WORK TO COMPLETE: Repeat all of the material exactly as given.
* * * *
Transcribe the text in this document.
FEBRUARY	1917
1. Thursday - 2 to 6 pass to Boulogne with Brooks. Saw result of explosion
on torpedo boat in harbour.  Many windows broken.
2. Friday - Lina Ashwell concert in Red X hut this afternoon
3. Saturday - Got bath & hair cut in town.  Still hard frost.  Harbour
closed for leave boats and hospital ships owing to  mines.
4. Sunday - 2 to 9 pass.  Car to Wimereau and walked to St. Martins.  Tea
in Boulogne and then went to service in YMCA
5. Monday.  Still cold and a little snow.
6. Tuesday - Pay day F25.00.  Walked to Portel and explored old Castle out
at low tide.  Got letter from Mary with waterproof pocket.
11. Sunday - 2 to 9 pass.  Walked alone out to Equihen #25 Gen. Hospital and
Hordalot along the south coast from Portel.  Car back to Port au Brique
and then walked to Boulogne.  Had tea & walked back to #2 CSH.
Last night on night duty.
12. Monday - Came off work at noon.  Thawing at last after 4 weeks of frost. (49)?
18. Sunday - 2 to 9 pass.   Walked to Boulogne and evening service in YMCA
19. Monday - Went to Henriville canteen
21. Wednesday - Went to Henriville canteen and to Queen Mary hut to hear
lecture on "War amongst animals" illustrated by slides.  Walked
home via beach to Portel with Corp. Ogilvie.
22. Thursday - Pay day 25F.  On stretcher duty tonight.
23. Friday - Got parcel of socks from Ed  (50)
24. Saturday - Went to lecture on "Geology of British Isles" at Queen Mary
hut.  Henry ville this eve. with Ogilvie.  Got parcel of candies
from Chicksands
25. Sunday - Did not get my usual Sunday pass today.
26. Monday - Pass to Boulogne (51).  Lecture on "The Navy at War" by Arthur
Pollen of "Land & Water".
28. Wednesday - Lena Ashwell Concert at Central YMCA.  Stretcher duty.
* * * *
THE COMPLETED TASK:
Transcribe the text in this document.
FEBRUARY	1917
1. Thursday - 2 to 6 pass to Boulogne with Brooks. Saw result of explosion
on torpedo boat in harbour.  Many windows broken.
2. Friday - Lina Ashwell concert in Red X hut this afternoon
3. Saturday - Got bath & hair cut in town.  Still hard frost.  Harbour
closed for leave boats and hospital ships owing to  mines.
4. Sunday - 2 to 9 pass.  Car to Wimereau and walked to St. Martins.  Tea
in Boulogne and then went to service in YMCA
5. Monday.  Still cold and a little snow.
6. Tuesday - Pay day F25.00.  Walked to Portel and explored old Castle out
at low tide.  Got letter from Mary with waterproof pocket.
11. Sunday - 2 to 9 pass.  Walked alone out to Equihen #25 Gen. Hospital and
Hordalot along the south coast from Portel.  Car back to Port au Brique
and then walked to Boulogne.  Had tea & walked back to #2 CSH.
Last night on night duty.
12. Monday - Came off work at noon.  Thawing at last after 4 weeks of frost. (49)?
18. Sunday - 2 to 9 pass.   Walked to Boulogne and evening service in YMCA
19. Monday - Went to Henriville canteen
21. Wednesday - Went to Henriville canteen and to Queen Mary hut to hear
lecture on "War amongst animals" illustrated by slides.  Walked
home via beach to Portel with Corp. Ogilvie.
22. Thursday - Pay day 25F.  On stretcher duty tonight.
23. Friday - Got parcel of socks from Ed  (50)
24. Saturday - Went to lecture on "Geology of British Isles" at Queen Mary
hut.  Henry ville this eve. with Ogilvie.  Got parcel of candies
from Chicksands
25. Sunday - Did not get my usual Sunday pass today.
26. Monday - Pass to Boulogne (51).  Lecture on "The Navy at War" by Arthur
Pollen of "Land & Water".
28. Wednesday - Lena Ashwell Concert at Central YMCA.  Stretcher duty.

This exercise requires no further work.